**Provided data:**

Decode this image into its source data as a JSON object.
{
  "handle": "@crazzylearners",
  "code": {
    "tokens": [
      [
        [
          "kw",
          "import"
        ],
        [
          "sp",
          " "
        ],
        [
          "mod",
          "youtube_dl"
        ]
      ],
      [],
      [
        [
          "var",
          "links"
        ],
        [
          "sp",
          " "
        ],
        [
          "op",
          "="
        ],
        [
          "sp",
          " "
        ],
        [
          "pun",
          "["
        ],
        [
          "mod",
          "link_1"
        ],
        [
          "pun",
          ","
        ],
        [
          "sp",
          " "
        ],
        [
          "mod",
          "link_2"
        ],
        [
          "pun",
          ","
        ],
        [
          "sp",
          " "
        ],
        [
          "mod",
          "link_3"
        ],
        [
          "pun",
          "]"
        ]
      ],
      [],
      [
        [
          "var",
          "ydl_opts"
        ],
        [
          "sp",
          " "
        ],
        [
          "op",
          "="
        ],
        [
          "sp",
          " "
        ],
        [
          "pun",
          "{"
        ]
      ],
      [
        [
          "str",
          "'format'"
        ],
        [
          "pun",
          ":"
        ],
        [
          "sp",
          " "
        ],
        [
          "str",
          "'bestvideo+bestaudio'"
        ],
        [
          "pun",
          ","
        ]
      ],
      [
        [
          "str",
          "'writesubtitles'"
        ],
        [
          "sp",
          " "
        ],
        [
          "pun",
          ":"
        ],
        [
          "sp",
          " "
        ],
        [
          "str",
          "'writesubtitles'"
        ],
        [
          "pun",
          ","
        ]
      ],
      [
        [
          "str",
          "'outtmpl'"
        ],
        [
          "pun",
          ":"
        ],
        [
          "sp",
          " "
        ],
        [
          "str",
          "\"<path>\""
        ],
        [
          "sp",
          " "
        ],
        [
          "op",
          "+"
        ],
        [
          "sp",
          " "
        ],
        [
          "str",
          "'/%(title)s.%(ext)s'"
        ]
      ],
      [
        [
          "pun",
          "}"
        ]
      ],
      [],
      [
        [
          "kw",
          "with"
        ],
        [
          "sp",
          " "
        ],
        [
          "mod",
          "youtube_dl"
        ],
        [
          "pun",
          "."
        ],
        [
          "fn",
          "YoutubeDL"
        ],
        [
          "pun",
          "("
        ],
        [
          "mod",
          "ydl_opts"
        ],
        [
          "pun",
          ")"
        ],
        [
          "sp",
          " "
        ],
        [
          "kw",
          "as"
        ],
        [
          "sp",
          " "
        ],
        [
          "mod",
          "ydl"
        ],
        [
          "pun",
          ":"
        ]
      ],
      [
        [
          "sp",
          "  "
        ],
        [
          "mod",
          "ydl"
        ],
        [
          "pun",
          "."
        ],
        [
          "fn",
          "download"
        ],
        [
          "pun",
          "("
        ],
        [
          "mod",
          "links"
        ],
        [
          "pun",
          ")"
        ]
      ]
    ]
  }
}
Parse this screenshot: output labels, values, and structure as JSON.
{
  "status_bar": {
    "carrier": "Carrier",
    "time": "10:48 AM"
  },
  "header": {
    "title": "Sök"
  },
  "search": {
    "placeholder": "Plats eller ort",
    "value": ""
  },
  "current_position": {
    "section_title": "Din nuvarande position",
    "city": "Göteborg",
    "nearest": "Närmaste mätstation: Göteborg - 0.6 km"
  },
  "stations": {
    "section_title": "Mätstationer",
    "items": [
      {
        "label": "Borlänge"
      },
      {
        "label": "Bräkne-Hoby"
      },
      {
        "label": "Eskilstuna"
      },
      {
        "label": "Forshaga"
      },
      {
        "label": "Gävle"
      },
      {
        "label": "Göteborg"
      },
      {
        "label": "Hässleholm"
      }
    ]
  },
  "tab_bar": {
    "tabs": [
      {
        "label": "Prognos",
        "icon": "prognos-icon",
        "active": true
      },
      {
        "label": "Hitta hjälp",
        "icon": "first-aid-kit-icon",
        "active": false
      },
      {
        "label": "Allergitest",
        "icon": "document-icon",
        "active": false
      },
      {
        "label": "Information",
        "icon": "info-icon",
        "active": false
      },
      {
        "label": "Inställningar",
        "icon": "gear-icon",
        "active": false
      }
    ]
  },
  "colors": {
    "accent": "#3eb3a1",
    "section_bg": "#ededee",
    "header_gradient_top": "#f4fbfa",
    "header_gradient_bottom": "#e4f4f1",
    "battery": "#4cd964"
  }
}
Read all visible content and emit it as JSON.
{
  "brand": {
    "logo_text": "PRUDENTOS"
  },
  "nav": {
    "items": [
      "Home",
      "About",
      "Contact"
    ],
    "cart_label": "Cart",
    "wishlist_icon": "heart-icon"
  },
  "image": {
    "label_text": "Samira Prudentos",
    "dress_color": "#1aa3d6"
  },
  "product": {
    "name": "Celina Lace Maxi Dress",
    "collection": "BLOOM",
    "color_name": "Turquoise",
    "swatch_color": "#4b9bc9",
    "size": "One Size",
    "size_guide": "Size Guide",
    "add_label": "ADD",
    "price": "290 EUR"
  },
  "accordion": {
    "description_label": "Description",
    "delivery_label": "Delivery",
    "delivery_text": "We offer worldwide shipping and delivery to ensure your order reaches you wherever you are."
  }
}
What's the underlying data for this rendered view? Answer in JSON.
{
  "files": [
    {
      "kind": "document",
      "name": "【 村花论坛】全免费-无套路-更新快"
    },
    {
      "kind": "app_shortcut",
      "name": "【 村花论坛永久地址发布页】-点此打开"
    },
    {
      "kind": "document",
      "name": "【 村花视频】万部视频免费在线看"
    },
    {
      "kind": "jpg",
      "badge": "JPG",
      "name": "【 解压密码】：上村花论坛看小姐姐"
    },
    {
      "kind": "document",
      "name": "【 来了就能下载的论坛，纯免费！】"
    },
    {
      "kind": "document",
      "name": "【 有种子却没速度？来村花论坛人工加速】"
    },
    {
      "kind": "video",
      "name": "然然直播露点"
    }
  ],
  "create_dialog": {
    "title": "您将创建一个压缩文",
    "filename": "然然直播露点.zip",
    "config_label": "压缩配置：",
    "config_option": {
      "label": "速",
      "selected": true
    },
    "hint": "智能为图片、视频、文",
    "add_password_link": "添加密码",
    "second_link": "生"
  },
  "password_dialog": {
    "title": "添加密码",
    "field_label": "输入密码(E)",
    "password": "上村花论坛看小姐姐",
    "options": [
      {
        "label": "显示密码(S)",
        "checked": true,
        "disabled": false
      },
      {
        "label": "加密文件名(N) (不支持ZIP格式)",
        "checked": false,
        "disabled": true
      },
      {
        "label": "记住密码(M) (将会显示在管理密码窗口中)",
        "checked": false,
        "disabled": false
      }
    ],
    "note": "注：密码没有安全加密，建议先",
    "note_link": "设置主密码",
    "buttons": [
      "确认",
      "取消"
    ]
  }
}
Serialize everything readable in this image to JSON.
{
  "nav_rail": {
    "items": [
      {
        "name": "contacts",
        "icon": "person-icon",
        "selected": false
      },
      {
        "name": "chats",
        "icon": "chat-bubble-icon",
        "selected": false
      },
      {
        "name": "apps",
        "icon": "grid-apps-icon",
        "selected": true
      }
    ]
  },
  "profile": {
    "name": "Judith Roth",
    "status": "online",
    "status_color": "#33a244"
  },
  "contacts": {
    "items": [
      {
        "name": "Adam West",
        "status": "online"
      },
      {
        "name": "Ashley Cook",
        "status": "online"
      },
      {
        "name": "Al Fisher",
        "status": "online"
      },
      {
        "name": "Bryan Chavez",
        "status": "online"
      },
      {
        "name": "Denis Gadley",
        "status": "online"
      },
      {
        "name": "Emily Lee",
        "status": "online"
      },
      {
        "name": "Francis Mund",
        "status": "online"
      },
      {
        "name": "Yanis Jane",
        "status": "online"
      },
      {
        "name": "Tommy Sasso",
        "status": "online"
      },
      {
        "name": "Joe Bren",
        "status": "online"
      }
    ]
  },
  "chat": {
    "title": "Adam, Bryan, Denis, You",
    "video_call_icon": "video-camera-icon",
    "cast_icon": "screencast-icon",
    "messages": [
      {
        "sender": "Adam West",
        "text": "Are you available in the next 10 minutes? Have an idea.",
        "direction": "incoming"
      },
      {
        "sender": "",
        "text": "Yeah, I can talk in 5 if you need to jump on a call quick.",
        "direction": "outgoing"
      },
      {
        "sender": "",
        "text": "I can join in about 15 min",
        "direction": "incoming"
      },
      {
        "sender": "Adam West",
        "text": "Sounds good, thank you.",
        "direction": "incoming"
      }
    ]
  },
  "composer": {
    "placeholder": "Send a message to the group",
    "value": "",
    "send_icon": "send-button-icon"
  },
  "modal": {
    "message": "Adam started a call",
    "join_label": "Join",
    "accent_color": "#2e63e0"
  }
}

**Set exercise:**
Copy all lines from the material that include "this".

**Output of the task:**
Decode this image into its source data as a JSON object.
Parse this screenshot: output labels, values, and structure as JSON.
What's the underlying data for this rendered view? Answer in JSON.
Serialize everything readable in this image to JSON.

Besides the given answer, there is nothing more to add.